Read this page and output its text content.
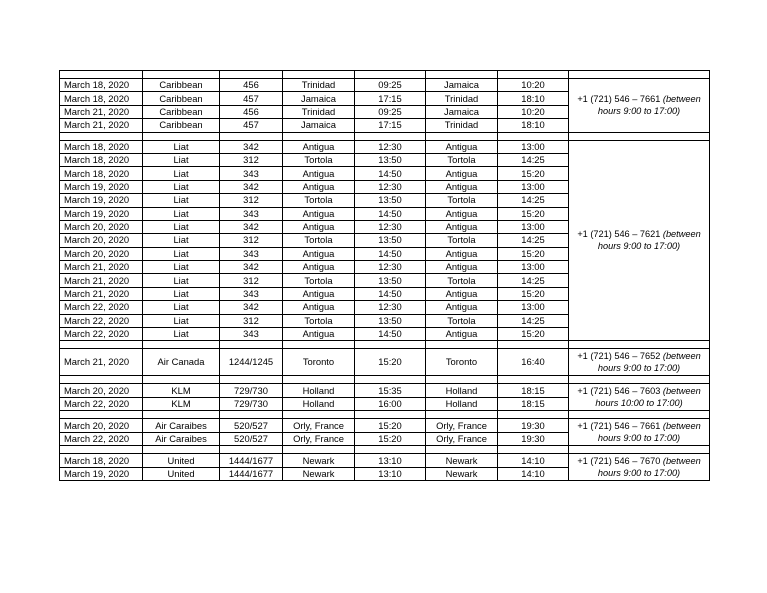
March 18, 2020	Caribbean	456	Trinidad	09:25	Jamaica	10:20	+1 (721) 546 – 7661 (between hours 9:00 to 17:00)
March 18, 2020	Caribbean	457	Jamaica	17:15	Trinidad	18:10	
March 21, 2020	Caribbean	456	Trinidad	09:25	Jamaica	10:20	
March 21, 2020	Caribbean	457	Jamaica	17:15	Trinidad	18:10	

March 18, 2020	Liat	342	Antigua	12:30	Antigua	13:00	+1 (721) 546 – 7621 (between hours 9:00 to 17:00)
March 18, 2020	Liat	312	Tortola	13:50	Tortola	14:25	
March 18, 2020	Liat	343	Antigua	14:50	Antigua	15:20	
March 19, 2020	Liat	342	Antigua	12:30	Antigua	13:00	
March 19, 2020	Liat	312	Tortola	13:50	Tortola	14:25	
March 19, 2020	Liat	343	Antigua	14:50	Antigua	15:20	
March 20, 2020	Liat	342	Antigua	12:30	Antigua	13:00	
March 20, 2020	Liat	312	Tortola	13:50	Tortola	14:25	
March 20, 2020	Liat	343	Antigua	14:50	Antigua	15:20	
March 21, 2020	Liat	342	Antigua	12:30	Antigua	13:00	
March 21, 2020	Liat	312	Tortola	13:50	Tortola	14:25	
March 21, 2020	Liat	343	Antigua	14:50	Antigua	15:20	
March 22, 2020	Liat	342	Antigua	12:30	Antigua	13:00	
March 22, 2020	Liat	312	Tortola	13:50	Tortola	14:25	
March 22, 2020	Liat	343	Antigua	14:50	Antigua	15:20	

March 21, 2020	Air Canada	1244/1245	Toronto	15:20	Toronto	16:40	+1 (721) 546 – 7652 (between hours 9:00 to 17:00)

March 20, 2020	KLM	729/730	Holland	15:35	Holland	18:15	+1 (721) 546 – 7603 (between hours 10:00 to 17:00)
March 22, 2020	KLM	729/730	Holland	16:00	Holland	18:15	

March 20, 2020	Air Caraibes	520/527	Orly, France	15:20	Orly, France	19:30	+1 (721) 546 – 7661 (between hours 9:00 to 17:00)
March 22, 2020	Air Caraibes	520/527	Orly, France	15:20	Orly, France	19:30	

March 18, 2020	United	1444/1677	Newark	13:10	Newark	14:10	+1 (721) 546 – 7670 (between hours 9:00 to 17:00)
March 19, 2020	United	1444/1677	Newark	13:10	Newark	14:10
____
### Set problem
The data should be printed again unchanged; leave its pictures out.

### Exercise response
Read this page and output its text content.
March 18, 2020	Caribbean	456	Trinidad	09:25	Jamaica	10:20	+1 (721) 546 – 7661 (between hours 9:00 to 17:00)
March 18, 2020	Caribbean	457	Jamaica	17:15	Trinidad	18:10	
March 21, 2020	Caribbean	456	Trinidad	09:25	Jamaica	10:20	
March 21, 2020	Caribbean	457	Jamaica	17:15	Trinidad	18:10	

March 18, 2020	Liat	342	Antigua	12:30	Antigua	13:00	+1 (721) 546 – 7621 (between hours 9:00 to 17:00)
March 18, 2020	Liat	312	Tortola	13:50	Tortola	14:25	
March 18, 2020	Liat	343	Antigua	14:50	Antigua	15:20	
March 19, 2020	Liat	342	Antigua	12:30	Antigua	13:00	
March 19, 2020	Liat	312	Tortola	13:50	Tortola	14:25	
March 19, 2020	Liat	343	Antigua	14:50	Antigua	15:20	
March 20, 2020	Liat	342	Antigua	12:30	Antigua	13:00	
March 20, 2020	Liat	312	Tortola	13:50	Tortola	14:25	
March 20, 2020	Liat	343	Antigua	14:50	Antigua	15:20	
March 21, 2020	Liat	342	Antigua	12:30	Antigua	13:00	
March 21, 2020	Liat	312	Tortola	13:50	Tortola	14:25	
March 21, 2020	Liat	343	Antigua	14:50	Antigua	15:20	
March 22, 2020	Liat	342	Antigua	12:30	Antigua	13:00	
March 22, 2020	Liat	312	Tortola	13:50	Tortola	14:25	
March 22, 2020	Liat	343	Antigua	14:50	Antigua	15:20	

March 21, 2020	Air Canada	1244/1245	Toronto	15:20	Toronto	16:40	+1 (721) 546 – 7652 (between hours 9:00 to 17:00)

March 20, 2020	KLM	729/730	Holland	15:35	Holland	18:15	+1 (721) 546 – 7603 (between hours 10:00 to 17:00)
March 22, 2020	KLM	729/730	Holland	16:00	Holland	18:15	

March 20, 2020	Air Caraibes	520/527	Orly, France	15:20	Orly, France	19:30	+1 (721) 546 – 7661 (between hours 9:00 to 17:00)
March 22, 2020	Air Caraibes	520/527	Orly, France	15:20	Orly, France	19:30	

March 18, 2020	United	1444/1677	Newark	13:10	Newark	14:10	+1 (721) 546 – 7670 (between hours 9:00 to 17:00)
March 19, 2020	United	1444/1677	Newark	13:10	Newark	14:10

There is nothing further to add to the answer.